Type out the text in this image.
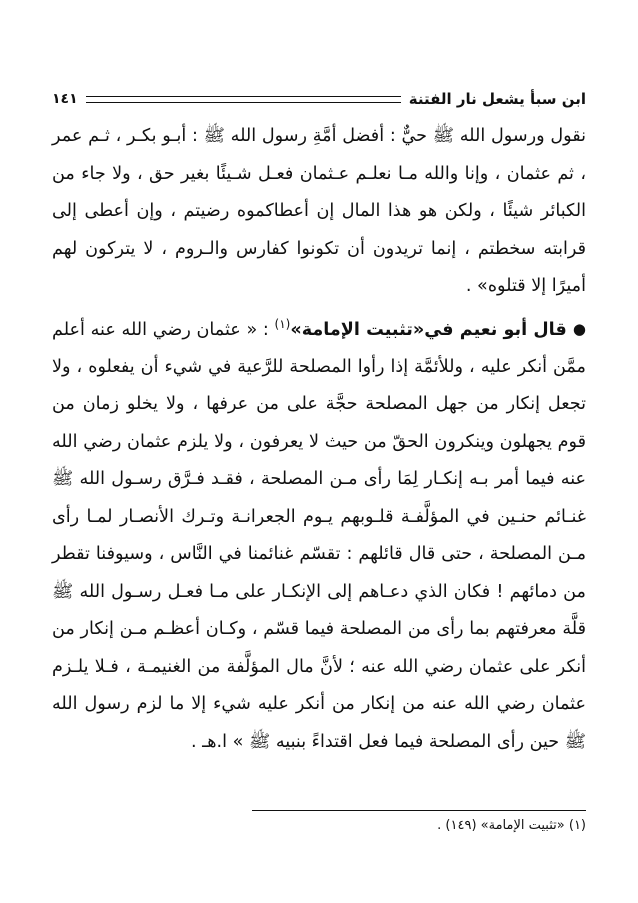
ابن سبأ يشعل نار الفتنة
١٤١

نقول ورسول الله ﷺ حيٌّ : أفضل أمَّةِ رسول الله ﷺ : أبـو بكـر ، ثـم عمر ، ثم عثمان ، وإنا والله مـا نعلـم عـثمان فعـل شـيئًا بغير حق ، ولا جاء من الكبائر شيئًا ، ولكن هو هذا المال إن أعطاكموه رضيتم ، وإن أعطى إلى قرابته سخطتم ، إنما تريدون أن تكونوا كفارس والـروم ، لا يتركون لهم أميرًا إلا قتلوه» .

●قال أبو نعيم في«تثبيت الإمامة»$^{(١)}$ : « عثمان رضي الله عنه أعلم ممَّن أنكر عليه ، وللأئمَّة إذا رأوا المصلحة للرَّعية في شيء أن يفعلوه ، ولا تجعل إنكار من جهل المصلحة حجَّة على من عرفها ، ولا يخلو زمان من قوم يجهلون وينكرون الحقّ من حيث لا يعرفون ، ولا يلزم عثمان رضي الله عنه فيما أمر بـه إنكـار لِمَا رأى مـن المصلحة ، فقـد فـرَّق رسـول الله ﷺ غنـائم حنـين في المؤلَّفـة قلـوبهم يـوم الجعرانـة وتـرك الأنصـار لمـا رأى مـن المصلحة ، حتى قال قائلهم : تقسّم غنائمنا في النَّاس ، وسيوفنا تقطر من دمائهم ! فكان الذي دعـاهم إلى الإنكـار على مـا فعـل رسـول الله ﷺ قلَّة معرفتهم بما رأى من المصلحة فيما قسّم ، وكـان أعظـم مـن إنكار من أنكر على عثمان رضي الله عنه ؛ لأنَّ مال المؤلَّفة من الغنيمـة ، فـلا يلـزم عثمان رضي الله عنه من إنكار من أنكر عليه شيء إلا ما لزم رسول الله ﷺ حين رأى المصلحة فيما فعل اقتداءً بنبيه ﷺ » ا.هـ .

(١) «تثبيت الإمامة» (١٤٩) .
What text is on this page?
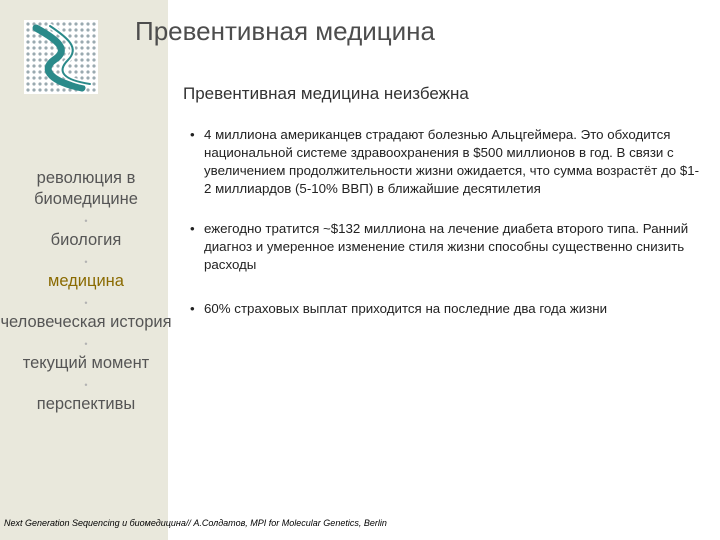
Превентивная медицина
Превентивная медицина неизбежна
революция в биомедицине
•
биология
•
медицина
•
человеческая история
•
текущий момент
•
перспективы
• 4 миллиона американцев страдают болезнью Альцгеймера. Это обходится национальной системе здравоохранения в $500 миллионов в год. В связи с увеличением продолжительности жизни ожидается, что сумма возрастёт до $1-2 миллиардов (5-10% ВВП) в ближайшие десятилетия
• ежегодно тратится ~$132 миллиона на лечение диабета второго типа. Ранний диагноз и умеренное изменение стиля жизни способны существенно снизить расходы
• 60% страховых выплат приходится на последние два года жизни
Next Generation Sequencing и биомедицина// А.Солдатов, MPI for Molecular Genetics, Berlin
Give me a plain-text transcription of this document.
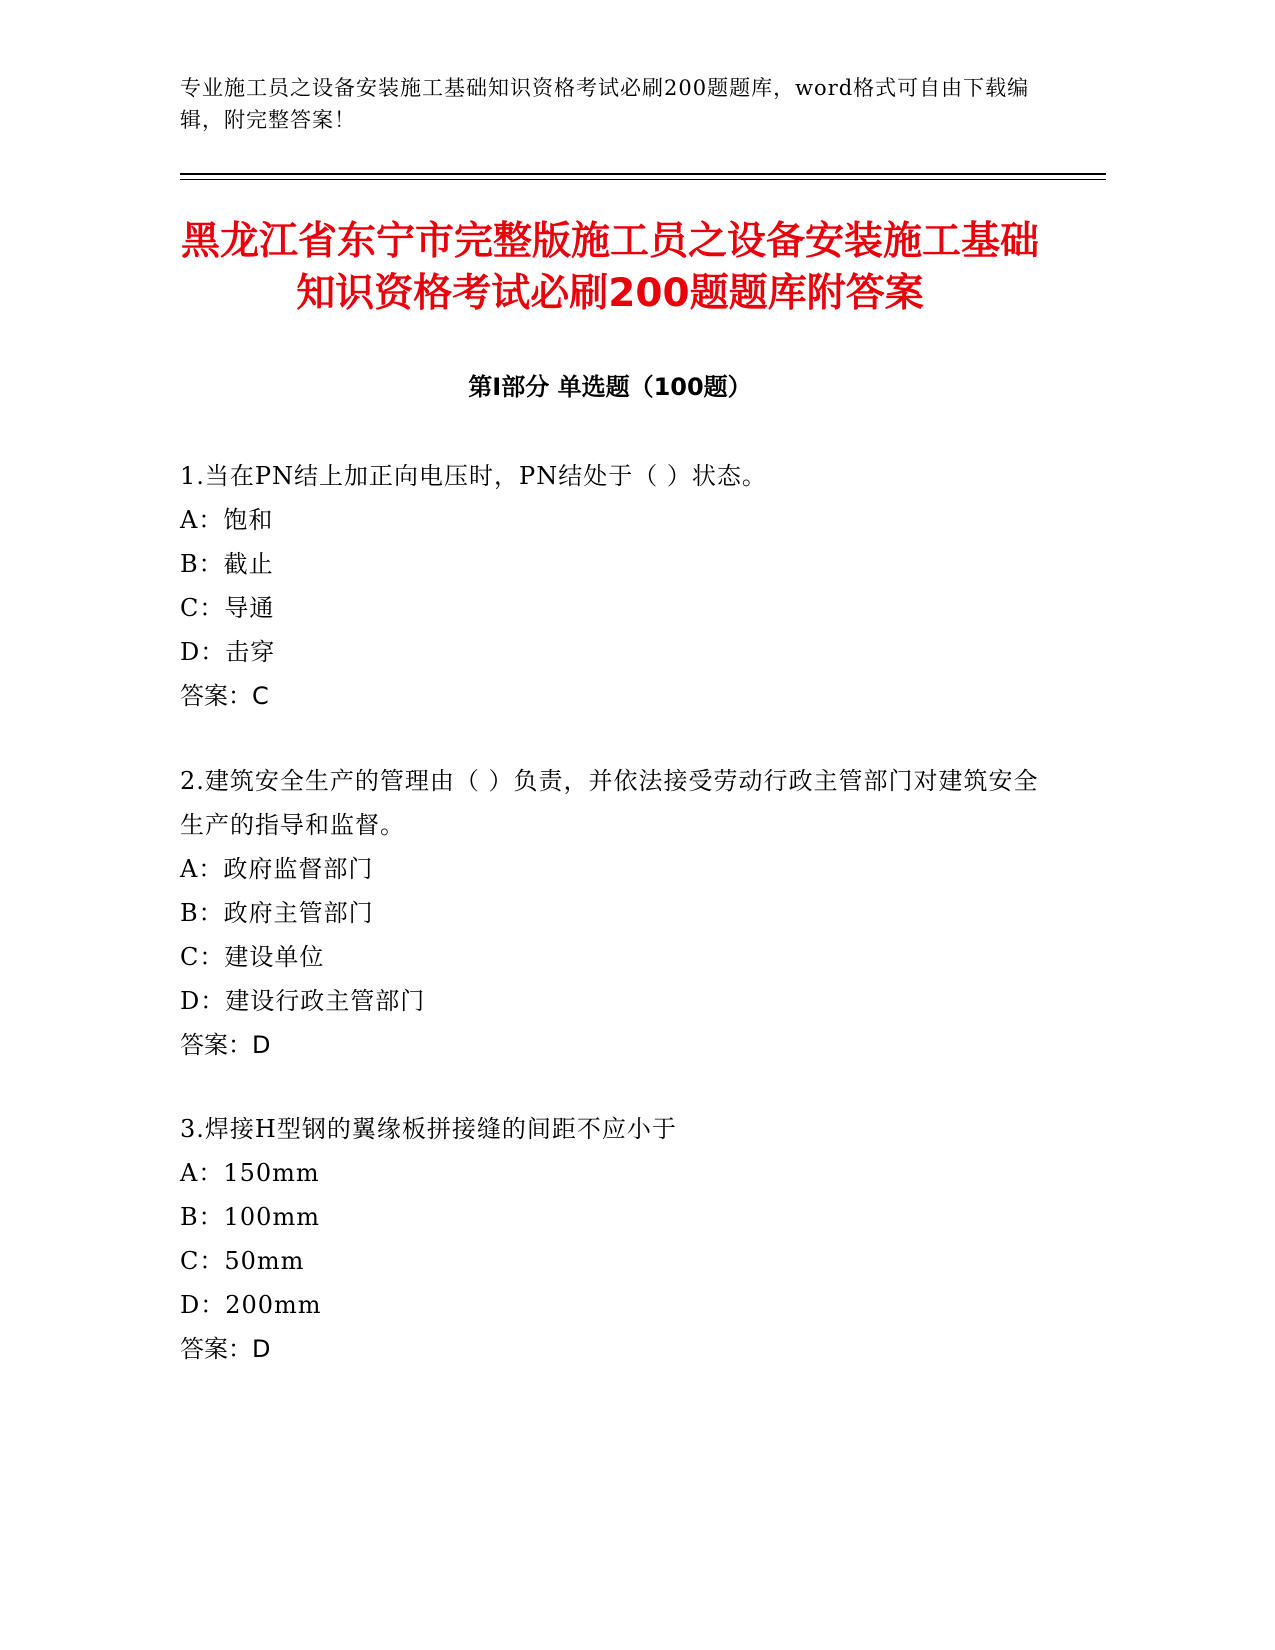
专业施工员之设备安装施工基础知识资格考试必刷200题题库，word格式可自由下载编辑，附完整答案！

黑龙江省东宁市完整版施工员之设备安装施工基础知识资格考试必刷200题题库附答案
第Ⅰ部分 单选题（100题）

1.当在PN结上加正向电压时，PN结处于（ ）状态。

A：饱和

B：截止

C：导通

D：击穿

答案：C

2.建筑安全生产的管理由（ ）负责，并依法接受劳动行政主管部门对建筑安全生产的指导和监督。

A：政府监督部门

B：政府主管部门

C：建设单位

D：建设行政主管部门

答案：D

3.焊接H型钢的翼缘板拼接缝的间距不应小于

A：150mm

B：100mm

C：50mm

D：200mm

答案：D
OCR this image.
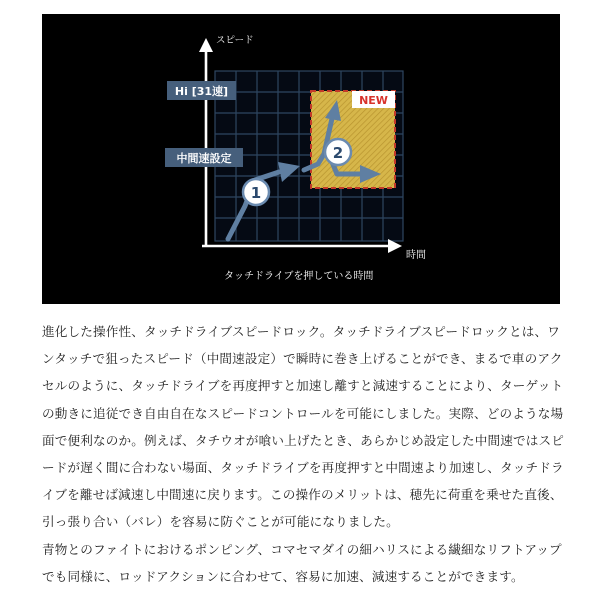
NEW
スピード
時間
タッチドライブを押している時間
Hi [31速]
中間速設定
1
2

進化した操作性、タッチドライブスピードロック。タッチドライブスピードロックとは、ワンタッチで狙ったスピード（中間速設定）で瞬時に巻き上げることができ、まるで車のアクセルのように、タッチドライブを再度押すと加速し離すと減速することにより、ターゲットの動きに追従でき自由自在なスピードコントロールを可能にしました。実際、どのような場面で便利なのか。例えば、タチウオが喰い上げたとき、あらかじめ設定した中間速ではスピードが遅く間に合わない場面、タッチドライブを再度押すと中間速より加速し、タッチドライブを離せば減速し中間速に戻ります。この操作のメリットは、穂先に荷重を乗せた直後、引っ張り合い（バレ）を容易に防ぐことが可能になりました。

青物とのファイトにおけるポンピング、コマセマダイの細ハリスによる繊細なリフトアップでも同様に、ロッドアクションに合わせて、容易に加速、減速することができます。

★ ★ ★ ★ ★ ★ ★

- Set task
Pictures stay out of the copy; please restate every record above exactly.

- Response
Type out the text in this image.
ابن سبأ يشعل نار الفتنة
١٤١

نقول ورسول الله ﷺ حيٌّ : أفضل أمَّةِ رسول الله ﷺ : أبـو بكـر ، ثـم عمر ، ثم عثمان ، وإنا والله مـا نعلـم عـثمان فعـل شـيئًا بغير حق ، ولا جاء من الكبائر شيئًا ، ولكن هو هذا المال إن أعطاكموه رضيتم ، وإن أعطى إلى قرابته سخطتم ، إنما تريدون أن تكونوا كفارس والـروم ، لا يتركون لهم أميرًا إلا قتلوه» .

●قال أبو نعيم في«تثبيت الإمامة»$^{(١)}$ : « عثمان رضي الله عنه أعلم ممَّن أنكر عليه ، وللأئمَّة إذا رأوا المصلحة للرَّعية في شيء أن يفعلوه ، ولا تجعل إنكار من جهل المصلحة حجَّة على من عرفها ، ولا يخلو زمان من قوم يجهلون وينكرون الحقّ من حيث لا يعرفون ، ولا يلزم عثمان رضي الله عنه فيما أمر بـه إنكـار لِمَا رأى مـن المصلحة ، فقـد فـرَّق رسـول الله ﷺ غنـائم حنـين في المؤلَّفـة قلـوبهم يـوم الجعرانـة وتـرك الأنصـار لمـا رأى مـن المصلحة ، حتى قال قائلهم : تقسّم غنائمنا في النَّاس ، وسيوفنا تقطر من دمائهم ! فكان الذي دعـاهم إلى الإنكـار على مـا فعـل رسـول الله ﷺ قلَّة معرفتهم بما رأى من المصلحة فيما قسّم ، وكـان أعظـم مـن إنكار من أنكر على عثمان رضي الله عنه ؛ لأنَّ مال المؤلَّفة من الغنيمـة ، فـلا يلـزم عثمان رضي الله عنه من إنكار من أنكر عليه شيء إلا ما لزم رسول الله ﷺ حين رأى المصلحة فيما فعل اقتداءً بنبيه ﷺ » ا.هـ .

(١) «تثبيت الإمامة» (١٤٩) .
What text is on this page?
Превентивная медицина
Превентивная медицина неизбежна
революция в биомедицине
•
биология
•
медицина
•
человеческая история
•
текущий момент
•
перспективы
• 4 миллиона американцев страдают болезнью Альцгеймера. Это обходится национальной системе здравоохранения в $500 миллионов в год. В связи с увеличением продолжительности жизни ожидается, что сумма возрастёт до $1-2 миллиардов (5-10% ВВП) в ближайшие десятилетия
• ежегодно тратится ~$132 миллиона на лечение диабета второго типа. Ранний диагноз и умеренное изменение стиля жизни способны существенно снизить расходы
• 60% страховых выплат приходится на последние два года жизни
Next Generation Sequencing и биомедицина// А.Солдатов, MPI for Molecular Genetics, Berlin
Give me a plain-text transcription of this document.
专业施工员之设备安装施工基础知识资格考试必刷200题题库，word格式可自由下载编辑，附完整答案！

黑龙江省东宁市完整版施工员之设备安装施工基础知识资格考试必刷200题题库附答案
第Ⅰ部分 单选题（100题）

1.当在PN结上加正向电压时，PN结处于（ ）状态。

A：饱和

B：截止

C：导通

D：击穿

答案：C

2.建筑安全生产的管理由（ ）负责，并依法接受劳动行政主管部门对建筑安全生产的指导和监督。

A：政府监督部门

B：政府主管部门

C：建设单位

D：建设行政主管部门

答案：D

3.焊接H型钢的翼缘板拼接缝的间距不应小于

A：150mm

B：100mm

C：50mm

D：200mm

答案：D
OCR this image.
NEW
スピード
時間
タッチドライブを押している時間
Hi [31速]
中間速設定
1
2

進化した操作性、タッチドライブスピードロック。タッチドライブスピードロックとは、ワンタッチで狙ったスピード（中間速設定）で瞬時に巻き上げることができ、まるで車のアクセルのように、タッチドライブを再度押すと加速し離すと減速することにより、ターゲットの動きに追従でき自由自在なスピードコントロールを可能にしました。実際、どのような場面で便利なのか。例えば、タチウオが喰い上げたとき、あらかじめ設定した中間速ではスピードが遅く間に合わない場面、タッチドライブを再度押すと中間速より加速し、タッチドライブを離せば減速し中間速に戻ります。この操作のメリットは、穂先に荷重を乗せた直後、引っ張り合い（バレ）を容易に防ぐことが可能になりました。

青物とのファイトにおけるポンピング、コマセマダイの細ハリスによる繊細なリフトアップでも同様に、ロッドアクションに合わせて、容易に加速、減速することができます。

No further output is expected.